- _AIM OF THE TASK_
Give the listing below again in full, exactly as written.

- _LISTED RECORDS_
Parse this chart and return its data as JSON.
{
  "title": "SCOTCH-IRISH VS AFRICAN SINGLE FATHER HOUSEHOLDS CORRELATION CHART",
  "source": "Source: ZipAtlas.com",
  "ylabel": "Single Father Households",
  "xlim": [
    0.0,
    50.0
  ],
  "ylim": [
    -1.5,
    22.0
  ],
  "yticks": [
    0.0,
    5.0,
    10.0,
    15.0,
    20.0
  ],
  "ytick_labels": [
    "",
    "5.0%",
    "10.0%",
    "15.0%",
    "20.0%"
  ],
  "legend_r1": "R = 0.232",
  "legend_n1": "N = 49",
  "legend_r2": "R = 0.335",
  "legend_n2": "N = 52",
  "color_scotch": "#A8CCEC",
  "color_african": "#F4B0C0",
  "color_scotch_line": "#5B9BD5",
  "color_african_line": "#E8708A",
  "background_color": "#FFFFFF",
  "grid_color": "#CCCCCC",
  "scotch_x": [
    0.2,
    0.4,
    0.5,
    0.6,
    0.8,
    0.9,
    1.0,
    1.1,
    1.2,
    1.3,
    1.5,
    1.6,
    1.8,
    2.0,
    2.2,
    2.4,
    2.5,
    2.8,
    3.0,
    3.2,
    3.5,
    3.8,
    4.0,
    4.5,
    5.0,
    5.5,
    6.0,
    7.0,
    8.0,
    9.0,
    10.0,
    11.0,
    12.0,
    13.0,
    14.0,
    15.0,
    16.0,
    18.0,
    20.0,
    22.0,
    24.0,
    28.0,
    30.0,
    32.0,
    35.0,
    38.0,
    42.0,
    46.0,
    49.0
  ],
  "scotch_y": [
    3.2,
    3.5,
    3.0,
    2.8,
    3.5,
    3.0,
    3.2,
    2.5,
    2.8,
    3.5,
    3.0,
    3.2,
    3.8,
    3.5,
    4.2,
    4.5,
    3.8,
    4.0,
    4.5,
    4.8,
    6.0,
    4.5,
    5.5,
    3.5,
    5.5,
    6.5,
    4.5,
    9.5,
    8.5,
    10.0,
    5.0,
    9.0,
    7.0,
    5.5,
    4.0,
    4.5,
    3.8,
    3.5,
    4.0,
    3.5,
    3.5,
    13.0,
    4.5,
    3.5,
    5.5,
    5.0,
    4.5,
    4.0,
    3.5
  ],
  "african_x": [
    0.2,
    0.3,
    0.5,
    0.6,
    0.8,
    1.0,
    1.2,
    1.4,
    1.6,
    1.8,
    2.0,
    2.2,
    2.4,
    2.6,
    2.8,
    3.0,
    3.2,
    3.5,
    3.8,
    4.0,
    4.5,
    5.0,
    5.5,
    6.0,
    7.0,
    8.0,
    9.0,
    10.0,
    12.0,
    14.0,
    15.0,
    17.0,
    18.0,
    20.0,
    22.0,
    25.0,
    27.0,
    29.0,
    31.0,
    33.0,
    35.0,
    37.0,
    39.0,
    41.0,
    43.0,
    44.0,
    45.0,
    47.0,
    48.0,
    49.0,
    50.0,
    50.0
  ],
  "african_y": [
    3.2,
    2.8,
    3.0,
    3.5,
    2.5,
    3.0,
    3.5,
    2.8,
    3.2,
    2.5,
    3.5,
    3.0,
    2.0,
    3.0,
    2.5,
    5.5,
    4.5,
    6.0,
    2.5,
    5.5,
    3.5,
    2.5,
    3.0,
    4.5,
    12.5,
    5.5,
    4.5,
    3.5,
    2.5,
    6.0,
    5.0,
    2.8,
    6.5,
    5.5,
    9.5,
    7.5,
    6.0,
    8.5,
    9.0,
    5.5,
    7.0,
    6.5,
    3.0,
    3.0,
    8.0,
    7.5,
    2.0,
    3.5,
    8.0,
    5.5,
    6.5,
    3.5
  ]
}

- _WORKED SOLUTION_
Parse this chart and return its data as JSON.
{
  "title": "SCOTCH-IRISH VS AFRICAN SINGLE FATHER HOUSEHOLDS CORRELATION CHART",
  "source": "Source: ZipAtlas.com",
  "ylabel": "Single Father Households",
  "xlim": [
    0.0,
    50.0
  ],
  "ylim": [
    -1.5,
    22.0
  ],
  "yticks": [
    0.0,
    5.0,
    10.0,
    15.0,
    20.0
  ],
  "ytick_labels": [
    "",
    "5.0%",
    "10.0%",
    "15.0%",
    "20.0%"
  ],
  "legend_r1": "R = 0.232",
  "legend_n1": "N = 49",
  "legend_r2": "R = 0.335",
  "legend_n2": "N = 52",
  "color_scotch": "#A8CCEC",
  "color_african": "#F4B0C0",
  "color_scotch_line": "#5B9BD5",
  "color_african_line": "#E8708A",
  "background_color": "#FFFFFF",
  "grid_color": "#CCCCCC",
  "scotch_x": [
    0.2,
    0.4,
    0.5,
    0.6,
    0.8,
    0.9,
    1.0,
    1.1,
    1.2,
    1.3,
    1.5,
    1.6,
    1.8,
    2.0,
    2.2,
    2.4,
    2.5,
    2.8,
    3.0,
    3.2,
    3.5,
    3.8,
    4.0,
    4.5,
    5.0,
    5.5,
    6.0,
    7.0,
    8.0,
    9.0,
    10.0,
    11.0,
    12.0,
    13.0,
    14.0,
    15.0,
    16.0,
    18.0,
    20.0,
    22.0,
    24.0,
    28.0,
    30.0,
    32.0,
    35.0,
    38.0,
    42.0,
    46.0,
    49.0
  ],
  "scotch_y": [
    3.2,
    3.5,
    3.0,
    2.8,
    3.5,
    3.0,
    3.2,
    2.5,
    2.8,
    3.5,
    3.0,
    3.2,
    3.8,
    3.5,
    4.2,
    4.5,
    3.8,
    4.0,
    4.5,
    4.8,
    6.0,
    4.5,
    5.5,
    3.5,
    5.5,
    6.5,
    4.5,
    9.5,
    8.5,
    10.0,
    5.0,
    9.0,
    7.0,
    5.5,
    4.0,
    4.5,
    3.8,
    3.5,
    4.0,
    3.5,
    3.5,
    13.0,
    4.5,
    3.5,
    5.5,
    5.0,
    4.5,
    4.0,
    3.5
  ],
  "african_x": [
    0.2,
    0.3,
    0.5,
    0.6,
    0.8,
    1.0,
    1.2,
    1.4,
    1.6,
    1.8,
    2.0,
    2.2,
    2.4,
    2.6,
    2.8,
    3.0,
    3.2,
    3.5,
    3.8,
    4.0,
    4.5,
    5.0,
    5.5,
    6.0,
    7.0,
    8.0,
    9.0,
    10.0,
    12.0,
    14.0,
    15.0,
    17.0,
    18.0,
    20.0,
    22.0,
    25.0,
    27.0,
    29.0,
    31.0,
    33.0,
    35.0,
    37.0,
    39.0,
    41.0,
    43.0,
    44.0,
    45.0,
    47.0,
    48.0,
    49.0,
    50.0,
    50.0
  ],
  "african_y": [
    3.2,
    2.8,
    3.0,
    3.5,
    2.5,
    3.0,
    3.5,
    2.8,
    3.2,
    2.5,
    3.5,
    3.0,
    2.0,
    3.0,
    2.5,
    5.5,
    4.5,
    6.0,
    2.5,
    5.5,
    3.5,
    2.5,
    3.0,
    4.5,
    12.5,
    5.5,
    4.5,
    3.5,
    2.5,
    6.0,
    5.0,
    2.8,
    6.5,
    5.5,
    9.5,
    7.5,
    6.0,
    8.5,
    9.0,
    5.5,
    7.0,
    6.5,
    3.0,
    3.0,
    8.0,
    7.5,
    2.0,
    3.5,
    8.0,
    5.5,
    6.5,
    3.5
  ]
}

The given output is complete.